Directive:
Copy the entries from their first line through the line containing "chart-title: Convergence of", including both ends, without changing a single character.

Data supplied:
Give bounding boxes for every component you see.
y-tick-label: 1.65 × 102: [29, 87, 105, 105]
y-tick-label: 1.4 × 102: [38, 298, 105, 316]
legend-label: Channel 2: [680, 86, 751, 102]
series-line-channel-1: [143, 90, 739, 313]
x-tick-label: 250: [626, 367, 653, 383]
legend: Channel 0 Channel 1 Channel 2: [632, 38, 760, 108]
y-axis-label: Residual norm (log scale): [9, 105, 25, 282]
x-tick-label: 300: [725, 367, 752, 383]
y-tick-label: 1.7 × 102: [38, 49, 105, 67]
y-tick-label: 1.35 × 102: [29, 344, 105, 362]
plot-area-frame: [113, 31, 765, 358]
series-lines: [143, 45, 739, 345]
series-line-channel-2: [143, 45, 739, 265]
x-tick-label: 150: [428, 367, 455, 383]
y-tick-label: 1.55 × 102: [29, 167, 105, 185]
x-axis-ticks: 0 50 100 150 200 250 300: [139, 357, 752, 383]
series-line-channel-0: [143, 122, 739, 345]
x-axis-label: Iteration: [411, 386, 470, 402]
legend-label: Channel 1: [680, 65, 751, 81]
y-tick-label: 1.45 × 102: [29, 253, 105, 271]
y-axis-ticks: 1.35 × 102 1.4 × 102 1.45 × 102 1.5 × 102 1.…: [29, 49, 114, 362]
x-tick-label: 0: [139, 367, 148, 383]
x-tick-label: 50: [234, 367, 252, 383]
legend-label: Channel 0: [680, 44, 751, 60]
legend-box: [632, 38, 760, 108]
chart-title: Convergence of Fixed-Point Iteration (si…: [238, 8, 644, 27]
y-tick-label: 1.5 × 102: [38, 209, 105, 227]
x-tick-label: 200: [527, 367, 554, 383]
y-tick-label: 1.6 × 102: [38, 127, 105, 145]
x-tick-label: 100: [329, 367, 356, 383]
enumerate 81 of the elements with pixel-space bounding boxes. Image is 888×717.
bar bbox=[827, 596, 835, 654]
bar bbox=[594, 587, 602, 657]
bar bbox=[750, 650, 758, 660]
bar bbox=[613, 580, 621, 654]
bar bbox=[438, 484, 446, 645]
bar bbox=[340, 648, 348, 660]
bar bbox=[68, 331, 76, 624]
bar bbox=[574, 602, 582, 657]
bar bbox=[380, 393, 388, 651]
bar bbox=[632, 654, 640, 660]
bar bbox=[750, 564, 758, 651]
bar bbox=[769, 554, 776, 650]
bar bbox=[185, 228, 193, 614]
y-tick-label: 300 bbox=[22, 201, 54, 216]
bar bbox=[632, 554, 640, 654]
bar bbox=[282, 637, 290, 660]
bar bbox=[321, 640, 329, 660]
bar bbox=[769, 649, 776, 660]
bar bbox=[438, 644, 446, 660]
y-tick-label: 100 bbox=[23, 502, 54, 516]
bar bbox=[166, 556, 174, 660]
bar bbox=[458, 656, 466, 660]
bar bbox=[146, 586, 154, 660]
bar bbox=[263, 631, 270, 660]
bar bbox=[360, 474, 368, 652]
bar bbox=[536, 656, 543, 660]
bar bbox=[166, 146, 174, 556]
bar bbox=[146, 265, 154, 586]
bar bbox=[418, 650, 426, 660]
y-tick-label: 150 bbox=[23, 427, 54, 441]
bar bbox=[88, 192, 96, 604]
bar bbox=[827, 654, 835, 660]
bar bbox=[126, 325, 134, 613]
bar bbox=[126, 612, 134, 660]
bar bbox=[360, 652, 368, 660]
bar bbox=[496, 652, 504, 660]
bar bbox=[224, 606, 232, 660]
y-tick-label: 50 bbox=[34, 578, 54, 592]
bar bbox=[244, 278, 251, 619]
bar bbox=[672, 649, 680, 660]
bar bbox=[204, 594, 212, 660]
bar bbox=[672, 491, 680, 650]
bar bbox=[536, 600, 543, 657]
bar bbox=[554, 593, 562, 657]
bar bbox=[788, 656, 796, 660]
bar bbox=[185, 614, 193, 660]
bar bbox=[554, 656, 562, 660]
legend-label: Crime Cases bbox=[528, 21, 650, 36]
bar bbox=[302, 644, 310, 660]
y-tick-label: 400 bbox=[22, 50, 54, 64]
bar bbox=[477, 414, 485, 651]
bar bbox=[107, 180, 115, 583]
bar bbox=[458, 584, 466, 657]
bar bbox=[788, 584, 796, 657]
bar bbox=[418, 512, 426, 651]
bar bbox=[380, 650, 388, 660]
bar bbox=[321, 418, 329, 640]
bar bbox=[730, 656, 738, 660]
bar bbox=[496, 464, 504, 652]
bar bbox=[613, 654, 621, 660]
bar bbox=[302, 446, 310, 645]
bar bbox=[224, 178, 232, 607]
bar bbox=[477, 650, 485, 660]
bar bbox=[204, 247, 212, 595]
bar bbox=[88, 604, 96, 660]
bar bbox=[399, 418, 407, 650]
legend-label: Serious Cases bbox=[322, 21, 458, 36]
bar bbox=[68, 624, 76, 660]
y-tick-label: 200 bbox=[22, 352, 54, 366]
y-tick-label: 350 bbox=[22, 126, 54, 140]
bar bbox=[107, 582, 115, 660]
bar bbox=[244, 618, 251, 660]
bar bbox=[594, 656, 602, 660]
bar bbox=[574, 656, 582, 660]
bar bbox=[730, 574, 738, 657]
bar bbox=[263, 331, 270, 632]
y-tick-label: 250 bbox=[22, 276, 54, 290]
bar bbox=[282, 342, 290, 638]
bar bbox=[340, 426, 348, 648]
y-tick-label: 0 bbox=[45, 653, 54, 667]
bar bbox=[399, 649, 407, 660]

Solution to this exercise:
Give bounding boxes for every component you see.
y-tick-label: 1.65 × 102: [29, 87, 105, 105]
y-tick-label: 1.4 × 102: [38, 298, 105, 316]
legend-label: Channel 2: [680, 86, 751, 102]
series-line-channel-1: [143, 90, 739, 313]
x-tick-label: 250: [626, 367, 653, 383]
legend: Channel 0 Channel 1 Channel 2: [632, 38, 760, 108]
y-axis-label: Residual norm (log scale): [9, 105, 25, 282]
x-tick-label: 300: [725, 367, 752, 383]
y-tick-label: 1.7 × 102: [38, 49, 105, 67]
y-tick-label: 1.35 × 102: [29, 344, 105, 362]
plot-area-frame: [113, 31, 765, 358]
series-lines: [143, 45, 739, 345]
series-line-channel-2: [143, 45, 739, 265]
x-tick-label: 150: [428, 367, 455, 383]
y-tick-label: 1.55 × 102: [29, 167, 105, 185]
x-axis-ticks: 0 50 100 150 200 250 300: [139, 357, 752, 383]
series-line-channel-0: [143, 122, 739, 345]
x-axis-label: Iteration: [411, 386, 470, 402]
legend-label: Channel 1: [680, 65, 751, 81]
y-tick-label: 1.45 × 102: [29, 253, 105, 271]
y-axis-ticks: 1.35 × 102 1.4 × 102 1.45 × 102 1.5 × 102 1.…: [29, 49, 114, 362]
x-tick-label: 0: [139, 367, 148, 383]
x-tick-label: 50: [234, 367, 252, 383]
legend-label: Channel 0: [680, 44, 751, 60]
legend-box: [632, 38, 760, 108]
chart-title: Convergence of Fixed-Point Iteration (si…: [238, 8, 644, 27]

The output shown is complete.